[Begin Material for the task]
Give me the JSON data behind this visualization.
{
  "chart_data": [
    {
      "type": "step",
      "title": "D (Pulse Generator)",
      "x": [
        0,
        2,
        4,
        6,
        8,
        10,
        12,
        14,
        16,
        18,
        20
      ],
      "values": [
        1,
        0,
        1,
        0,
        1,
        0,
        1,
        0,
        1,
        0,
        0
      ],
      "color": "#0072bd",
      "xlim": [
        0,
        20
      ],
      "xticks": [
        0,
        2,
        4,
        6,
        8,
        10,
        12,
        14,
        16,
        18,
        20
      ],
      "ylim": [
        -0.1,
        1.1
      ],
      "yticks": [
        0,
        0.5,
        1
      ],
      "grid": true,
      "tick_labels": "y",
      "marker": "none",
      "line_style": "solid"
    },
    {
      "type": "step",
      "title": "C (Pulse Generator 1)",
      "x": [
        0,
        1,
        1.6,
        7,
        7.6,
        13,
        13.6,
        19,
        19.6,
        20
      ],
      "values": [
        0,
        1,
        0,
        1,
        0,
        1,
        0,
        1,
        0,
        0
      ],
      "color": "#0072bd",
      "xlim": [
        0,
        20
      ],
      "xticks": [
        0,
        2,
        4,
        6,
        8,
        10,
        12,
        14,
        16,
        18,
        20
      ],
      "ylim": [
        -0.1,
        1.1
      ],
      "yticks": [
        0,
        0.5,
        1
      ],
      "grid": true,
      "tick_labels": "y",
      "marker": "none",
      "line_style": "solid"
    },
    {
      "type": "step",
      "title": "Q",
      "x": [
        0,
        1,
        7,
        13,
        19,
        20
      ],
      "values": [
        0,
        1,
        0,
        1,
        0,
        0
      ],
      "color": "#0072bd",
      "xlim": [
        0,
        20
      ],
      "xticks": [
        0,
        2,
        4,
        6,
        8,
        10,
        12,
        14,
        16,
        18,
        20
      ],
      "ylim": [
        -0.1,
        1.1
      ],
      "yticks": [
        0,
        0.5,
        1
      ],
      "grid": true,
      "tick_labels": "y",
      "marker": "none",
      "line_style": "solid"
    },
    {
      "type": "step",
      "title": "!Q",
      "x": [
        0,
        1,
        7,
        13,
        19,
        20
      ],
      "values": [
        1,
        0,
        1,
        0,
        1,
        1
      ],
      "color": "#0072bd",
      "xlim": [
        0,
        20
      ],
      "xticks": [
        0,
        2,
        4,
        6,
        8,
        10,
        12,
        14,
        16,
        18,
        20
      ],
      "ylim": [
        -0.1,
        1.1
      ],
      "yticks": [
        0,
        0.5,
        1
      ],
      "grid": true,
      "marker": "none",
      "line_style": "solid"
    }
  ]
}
[End Material for the task]
• What you need to do:
From the records above, extract everything verbatim.

• Output for this exercise:
Give me the JSON data behind this visualization.
{
  "chart_data": [
    {
      "type": "step",
      "title": "D (Pulse Generator)",
      "x": [
        0,
        2,
        4,
        6,
        8,
        10,
        12,
        14,
        16,
        18,
        20
      ],
      "values": [
        1,
        0,
        1,
        0,
        1,
        0,
        1,
        0,
        1,
        0,
        0
      ],
      "color": "#0072bd",
      "xlim": [
        0,
        20
      ],
      "xticks": [
        0,
        2,
        4,
        6,
        8,
        10,
        12,
        14,
        16,
        18,
        20
      ],
      "ylim": [
        -0.1,
        1.1
      ],
      "yticks": [
        0,
        0.5,
        1
      ],
      "grid": true,
      "tick_labels": "y",
      "marker": "none",
      "line_style": "solid"
    },
    {
      "type": "step",
      "title": "C (Pulse Generator 1)",
      "x": [
        0,
        1,
        1.6,
        7,
        7.6,
        13,
        13.6,
        19,
        19.6,
        20
      ],
      "values": [
        0,
        1,
        0,
        1,
        0,
        1,
        0,
        1,
        0,
        0
      ],
      "color": "#0072bd",
      "xlim": [
        0,
        20
      ],
      "xticks": [
        0,
        2,
        4,
        6,
        8,
        10,
        12,
        14,
        16,
        18,
        20
      ],
      "ylim": [
        -0.1,
        1.1
      ],
      "yticks": [
        0,
        0.5,
        1
      ],
      "grid": true,
      "tick_labels": "y",
      "marker": "none",
      "line_style": "solid"
    },
    {
      "type": "step",
      "title": "Q",
      "x": [
        0,
        1,
        7,
        13,
        19,
        20
      ],
      "values": [
        0,
        1,
        0,
        1,
        0,
        0
      ],
      "color": "#0072bd",
      "xlim": [
        0,
        20
      ],
      "xticks": [
        0,
        2,
        4,
        6,
        8,
        10,
        12,
        14,
        16,
        18,
        20
      ],
      "ylim": [
        -0.1,
        1.1
      ],
      "yticks": [
        0,
        0.5,
        1
      ],
      "grid": true,
      "tick_labels": "y",
      "marker": "none",
      "line_style": "solid"
    },
    {
      "type": "step",
      "title": "!Q",
      "x": [
        0,
        1,
        7,
        13,
        19,
        20
      ],
      "values": [
        1,
        0,
        1,
        0,
        1,
        1
      ],
      "color": "#0072bd",
      "xlim": [
        0,
        20
      ],
      "xticks": [
        0,
        2,
        4,
        6,
        8,
        10,
        12,
        14,
        16,
        18,
        20
      ],
      "ylim": [
        -0.1,
        1.1
      ],
      "yticks": [
        0,
        0.5,
        1
      ],
      "grid": true,
      "marker": "none",
      "line_style": "solid"
    }
  ]
}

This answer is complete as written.